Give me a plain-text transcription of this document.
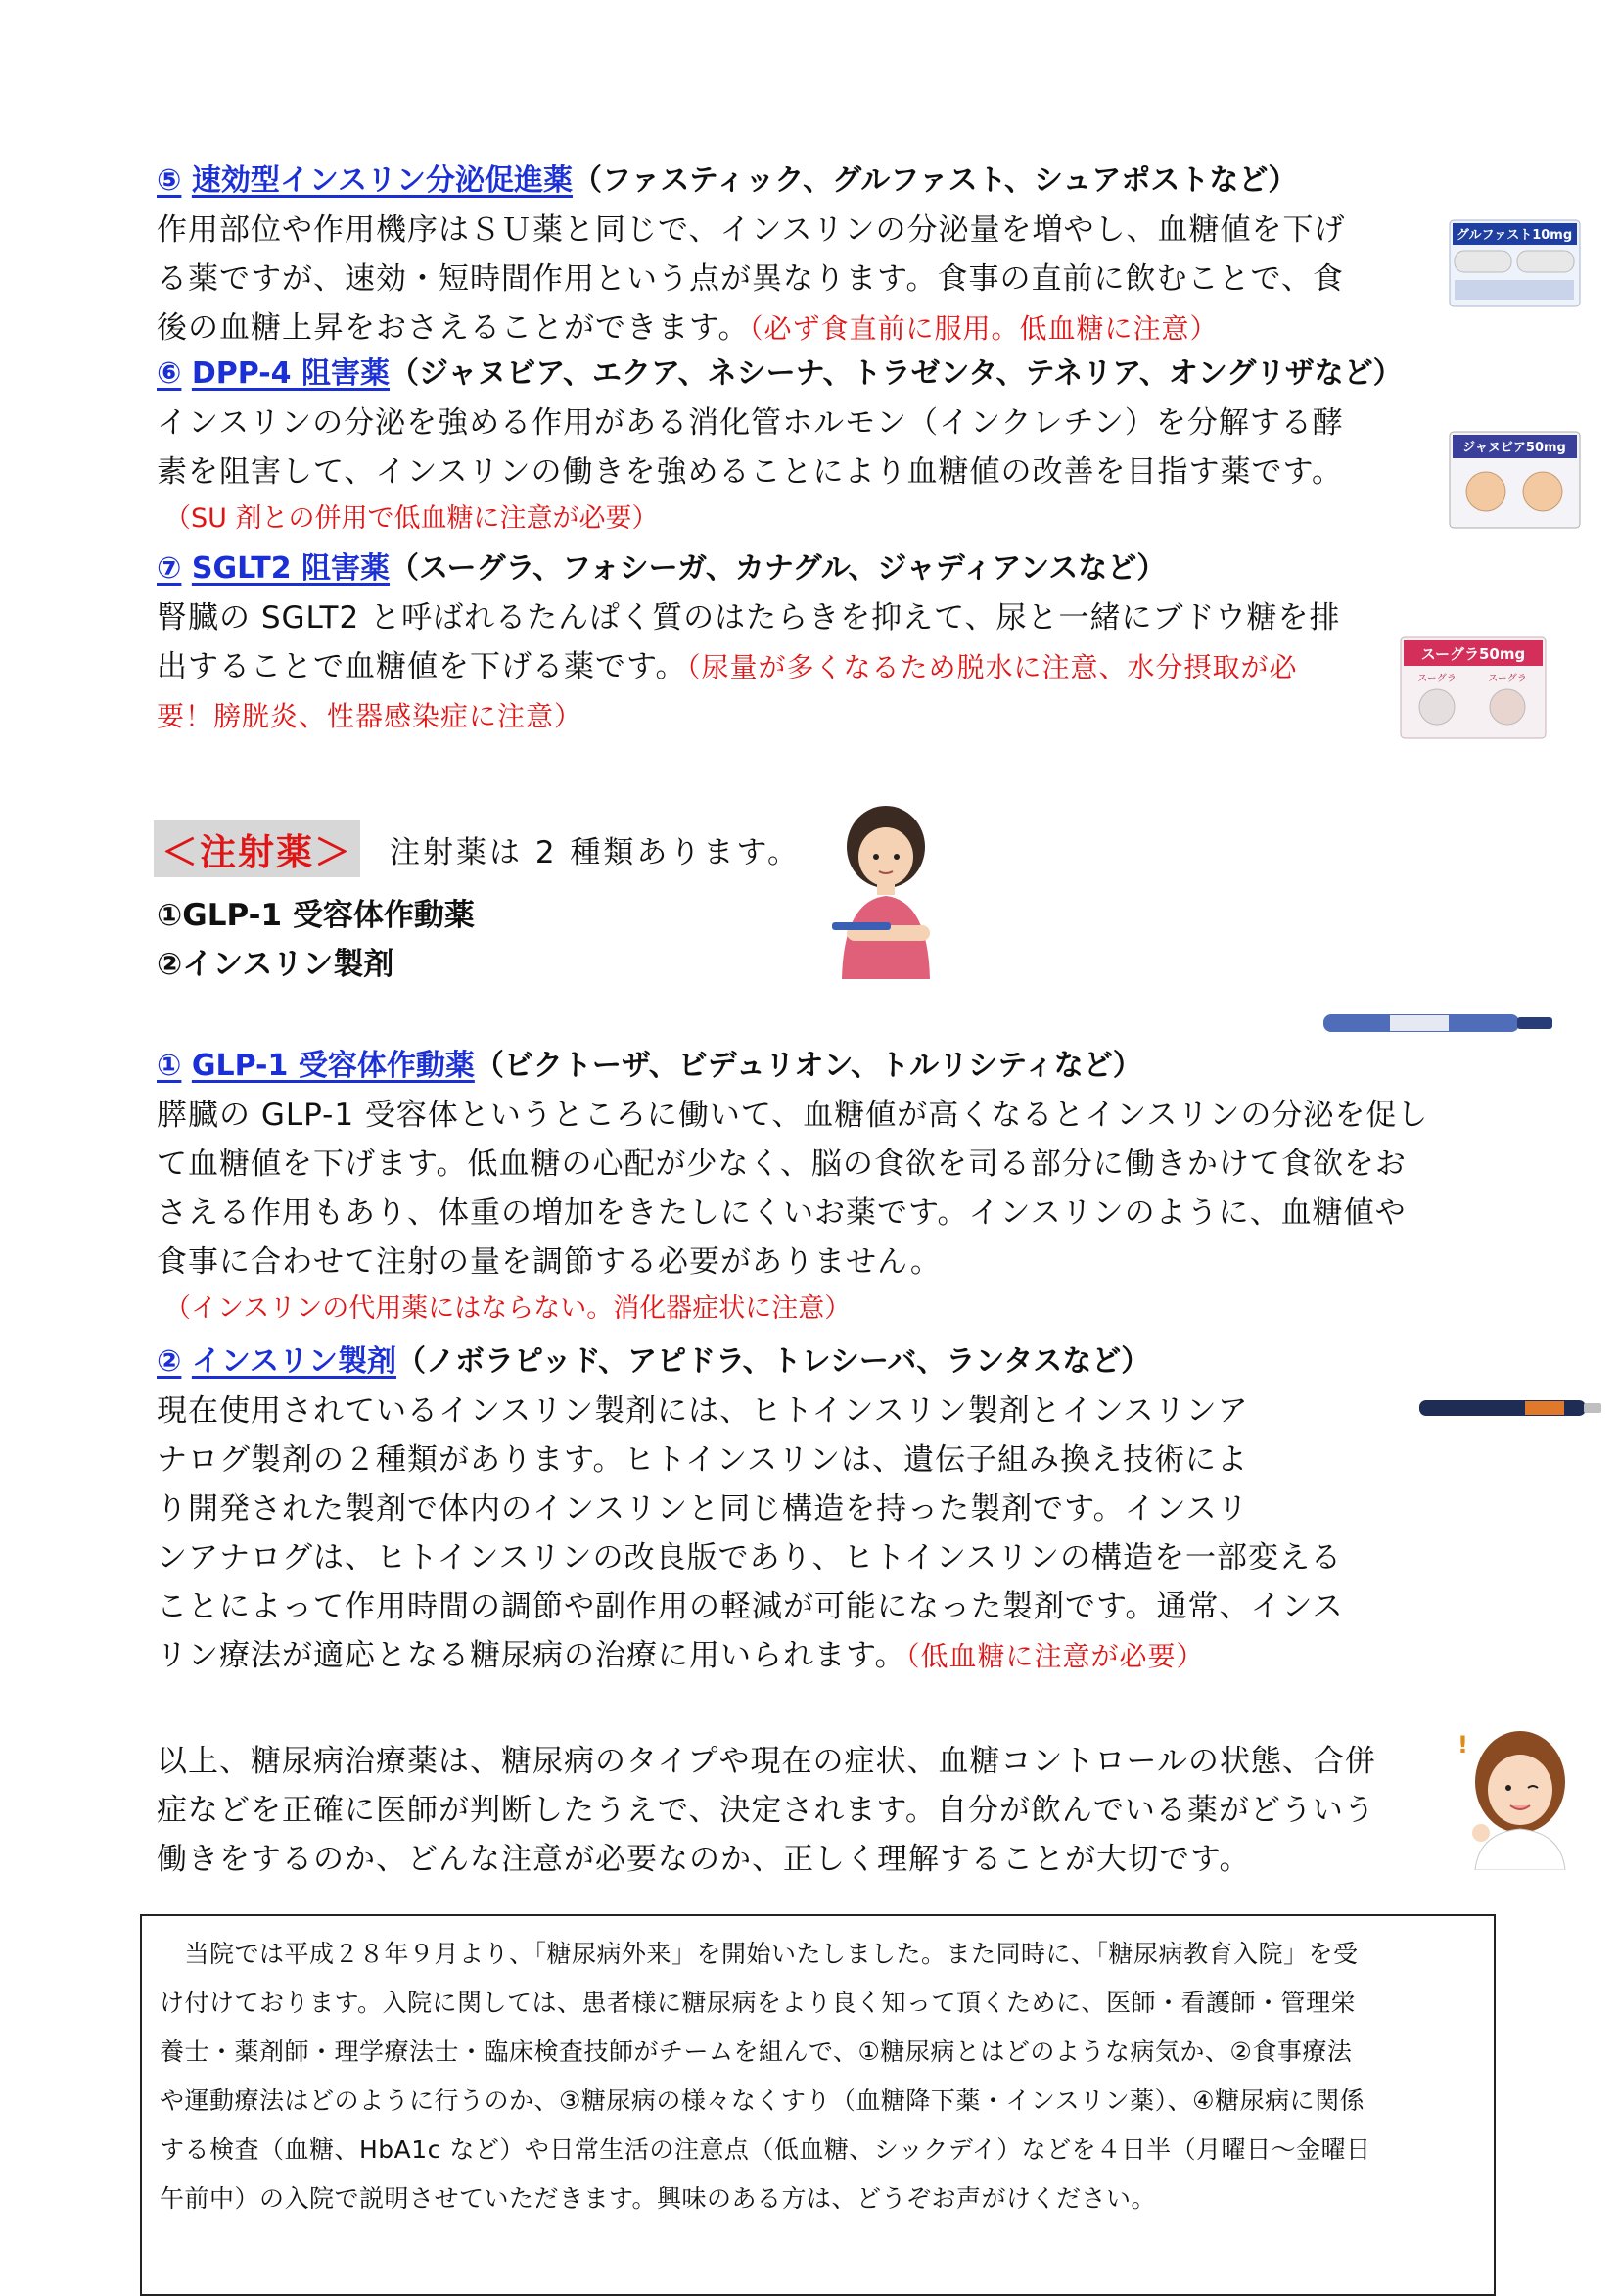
⑤ 速効型インスリン分泌促進薬（ファスティック、グルファスト、シュアポストなど）
作用部位や作用機序はＳＵ薬と同じで、インスリンの分泌量を増やし、血糖値を下げ
る薬ですが、速効・短時間作用という点が異なります。食事の直前に飲むことで、食
後の血糖上昇をおさえることができます。（必ず食直前に服用。低血糖に注意）
⑥ DPP-4 阻害薬（ジャヌビア、エクア、ネシーナ、トラゼンタ、テネリア、オングリザなど）
インスリンの分泌を強める作用がある消化管ホルモン（インクレチン）を分解する酵
素を阻害して、インスリンの働きを強めることにより血糖値の改善を目指す薬です。
（SU 剤との併用で低血糖に注意が必要）
⑦ SGLT2 阻害薬（スーグラ、フォシーガ、カナグル、ジャディアンスなど）
腎臓の SGLT2 と呼ばれるたんぱく質のはたらきを抑えて、尿と一緒にブドウ糖を排
出することで血糖値を下げる薬です。（尿量が多くなるため脱水に注意、水分摂取が必
要！膀胱炎、性器感染症に注意）
＜注射薬＞ 注射薬は 2 種類あります。
①GLP-1 受容体作動薬
②インスリン製剤
① GLP-1 受容体作動薬（ビクトーザ、ビデュリオン、トルリシティなど）
膵臓の GLP-1 受容体というところに働いて、血糖値が高くなるとインスリンの分泌を促し
て血糖値を下げます。低血糖の心配が少なく、脳の食欲を司る部分に働きかけて食欲をお
さえる作用もあり、体重の増加をきたしにくいお薬です。インスリンのように、血糖値や
食事に合わせて注射の量を調節する必要がありません。
（インスリンの代用薬にはならない。消化器症状に注意）
② インスリン製剤（ノボラピッド、アピドラ、トレシーバ、ランタスなど）
現在使用されているインスリン製剤には、ヒトインスリン製剤とインスリンア
ナログ製剤の２種類があります。ヒトインスリンは、遺伝子組み換え技術によ
り開発された製剤で体内のインスリンと同じ構造を持った製剤です。インスリ
ンアナログは、ヒトインスリンの改良版であり、ヒトインスリンの構造を一部変える
ことによって作用時間の調節や副作用の軽減が可能になった製剤です。通常、インス
リン療法が適応となる糖尿病の治療に用いられます。（低血糖に注意が必要）
以上、糖尿病治療薬は、糖尿病のタイプや現在の症状、血糖コントロールの状態、合併
症などを正確に医師が判断したうえで、決定されます。自分が飲んでいる薬がどういう
働きをするのか、どんな注意が必要なのか、正しく理解することが大切です。
　当院では平成２８年９月より、「糖尿病外来」を開始いたしました。また同時に、「糖尿病教育入院」を受
け付けております。入院に関しては、患者様に糖尿病をより良く知って頂くために、医師・看護師・管理栄
養士・薬剤師・理学療法士・臨床検査技師がチームを組んで、①糖尿病とはどのような病気か、②食事療法
や運動療法はどのように行うのか、③糖尿病の様々なくすり（血糖降下薬・インスリン薬）、④糖尿病に関係
する検査（血糖、HbA1c など）や日常生活の注意点（低血糖、シックデイ）などを４日半（月曜日～金曜日
午前中）の入院で説明させていただきます。興味のある方は、どうぞお声がけください。
グルファスト10mg
ジャヌビア50mg
スーグラ50mg
スーグラ	スーグラ
!
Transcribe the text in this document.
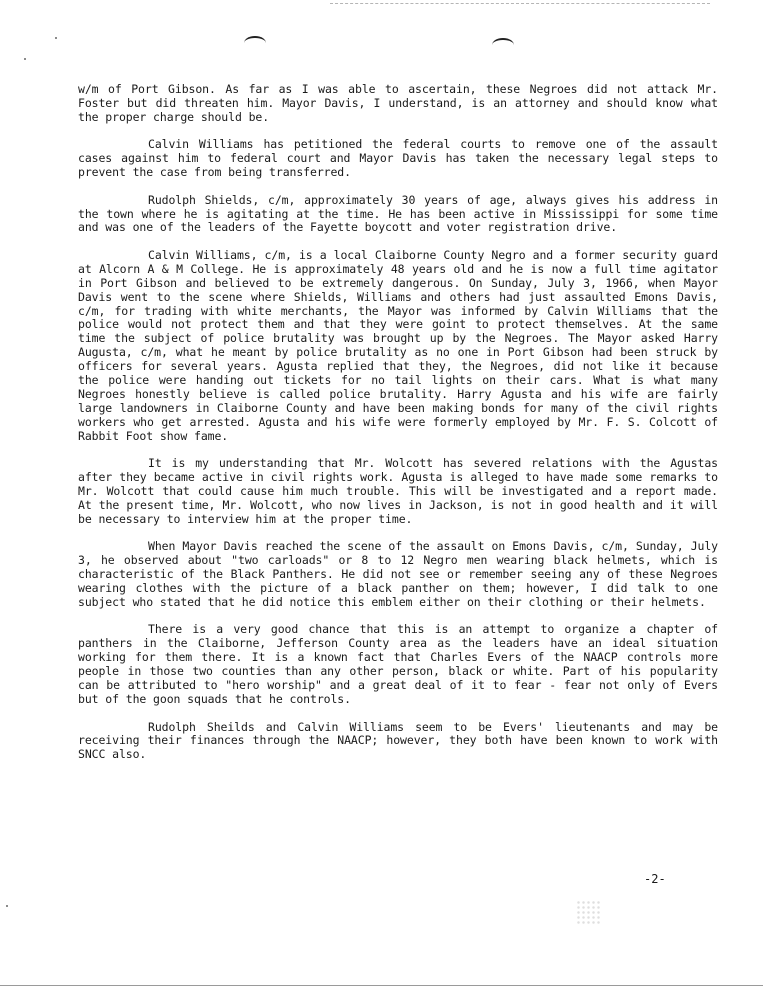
w/m of Port Gibson. As far as I was able to ascertain, these Negroes did not attack Mr. Foster but did threaten him. Mayor Davis, I understand, is an attorney and should know what the proper charge should be.

Calvin Williams has petitioned the federal courts to remove one of the assault cases against him to federal court and Mayor Davis has taken the necessary legal steps to prevent the case from being transferred.

Rudolph Shields, c/m, approximately 30 years of age, always gives his address in the town where he is agitating at the time. He has been active in Mississippi for some time and was one of the leaders of the Fayette boycott and voter registration drive.

Calvin Williams, c/m, is a local Claiborne County Negro and a former security guard at Alcorn A & M College. He is approximately 48 years old and he is now a full time agitator in Port Gibson and believed to be extremely dangerous. On Sunday, July 3, 1966, when Mayor Davis went to the scene where Shields, Williams and others had just assaulted Emons Davis, c/m, for trading with white merchants, the Mayor was informed by Calvin Williams that the police would not protect them and that they were goint to protect themselves. At the same time the subject of police brutality was brought up by the Negroes. The Mayor asked Harry Augusta, c/m, what he meant by police brutality as no one in Port Gibson had been struck by officers for several years. Agusta replied that they, the Negroes, did not like it because the police were handing out tickets for no tail lights on their cars. What is what many Negroes honestly believe is called police brutality. Harry Agusta and his wife are fairly large landowners in Claiborne County and have been making bonds for many of the civil rights workers who get arrested. Agusta and his wife were formerly employed by Mr. F. S. Colcott of Rabbit Foot show fame.

It is my understanding that Mr. Wolcott has severed relations with the Agustas after they became active in civil rights work. Agusta is alleged to have made some remarks to Mr. Wolcott that could cause him much trouble. This will be investigated and a report made. At the present time, Mr. Wolcott, who now lives in Jackson, is not in good health and it will be necessary to interview him at the proper time.

When Mayor Davis reached the scene of the assault on Emons Davis, c/m, Sunday, July 3, he observed about "two carloads" or 8 to 12 Negro men wearing black helmets, which is characteristic of the Black Panthers. He did not see or remember seeing any of these Negroes wearing clothes with the picture of a black panther on them; however, I did talk to one subject who stated that he did notice this emblem either on their clothing or their helmets.

There is a very good chance that this is an attempt to organize a chapter of panthers in the Claiborne, Jefferson County area as the leaders have an ideal situation working for them there. It is a known fact that Charles Evers of the NAACP controls more people in those two counties than any other person, black or white. Part of his popularity can be attributed to "hero worship" and a great deal of it to fear - fear not only of Evers but of the goon squads that he controls.

Rudolph Sheilds and Calvin Williams seem to be Evers' lieutenants and may be receiving their finances through the NAACP; however, they both have been known to work with SNCC also.

-2-
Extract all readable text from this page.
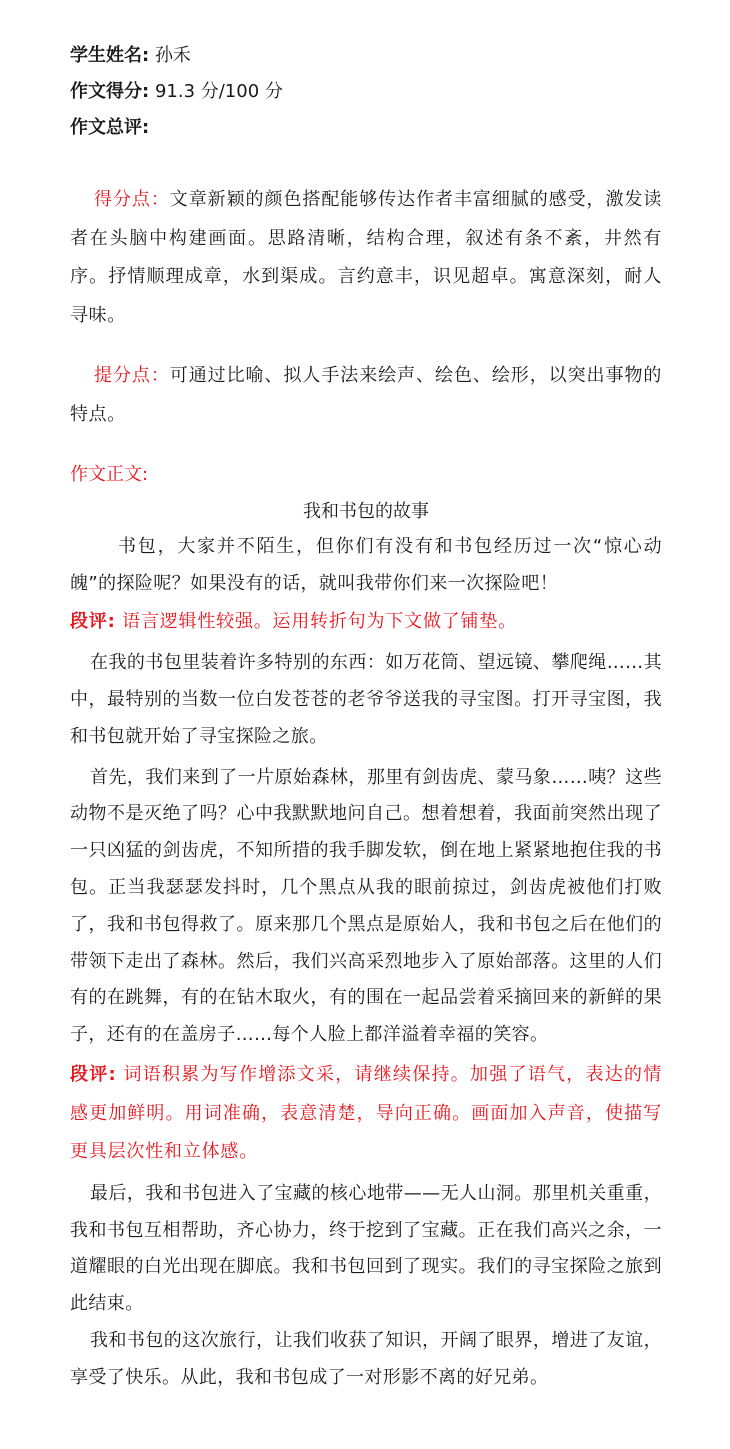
学生姓名: 孙禾
作文得分: 91.3 分/100 分
作文总评:
得分点：文章新颖的颜色搭配能够传达作者丰富细腻的感受，激发读者在头脑中构建画面。思路清晰，结构合理，叙述有条不紊，井然有序。抒情顺理成章，水到渠成。言约意丰，识见超卓。寓意深刻，耐人寻味。
提分点：可通过比喻、拟人手法来绘声、绘色、绘形，以突出事物的特点。
作文正文:
我和书包的故事
书包，大家并不陌生，但你们有没有和书包经历过一次“惊心动魄”的探险呢？如果没有的话，就叫我带你们来一次探险吧！
段评: 语言逻辑性较强。运用转折句为下文做了铺垫。
在我的书包里装着许多特别的东西：如万花筒、望远镜、攀爬绳……其中，最特别的当数一位白发苍苍的老爷爷送我的寻宝图。打开寻宝图，我和书包就开始了寻宝探险之旅。
首先，我们来到了一片原始森林，那里有剑齿虎、蒙马象……咦？这些动物不是灭绝了吗？心中我默默地问自己。想着想着，我面前突然出现了一只凶猛的剑齿虎，不知所措的我手脚发软，倒在地上紧紧地抱住我的书包。正当我瑟瑟发抖时，几个黑点从我的眼前掠过，剑齿虎被他们打败了，我和书包得救了。原来那几个黑点是原始人，我和书包之后在他们的带领下走出了森林。然后，我们兴高采烈地步入了原始部落。这里的人们有的在跳舞，有的在钻木取火，有的围在一起品尝着采摘回来的新鲜的果子，还有的在盖房子……每个人脸上都洋溢着幸福的笑容。
段评: 词语积累为写作增添文采，请继续保持。加强了语气，表达的情感更加鲜明。用词准确，表意清楚，导向正确。画面加入声音，使描写更具层次性和立体感。
最后，我和书包进入了宝藏的核心地带——无人山洞。那里机关重重，我和书包互相帮助，齐心协力，终于挖到了宝藏。正在我们高兴之余，一道耀眼的白光出现在脚底。我和书包回到了现实。我们的寻宝探险之旅到此结束。
我和书包的这次旅行，让我们收获了知识，开阔了眼界，增进了友谊，享受了快乐。从此，我和书包成了一对形影不离的好兄弟。
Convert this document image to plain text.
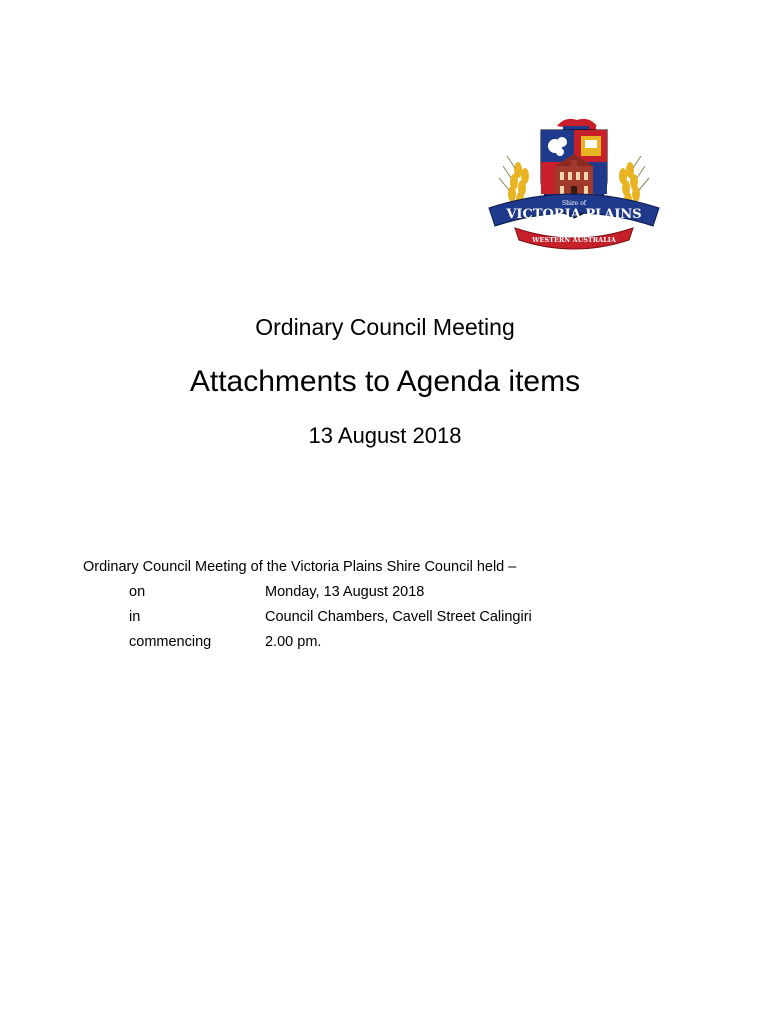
Shire of
VICTORIA PLAINS
WESTERN AUSTRALIA
Ordinary Council Meeting
Attachments to Agenda items
13 August 2018
Ordinary Council Meeting of the Victoria Plains Shire Council held –
on	Monday, 13 August 2018
in	Council Chambers, Cavell Street Calingiri
commencing	2.00 pm.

*Problem statement*.
Pick out and copy every line that contains the word "text".

*Full output*.
Give me a plain-text transcription of this document.
Transcribe the text in this document.
Extract all readable text from this page.
Convert this document image to plain text.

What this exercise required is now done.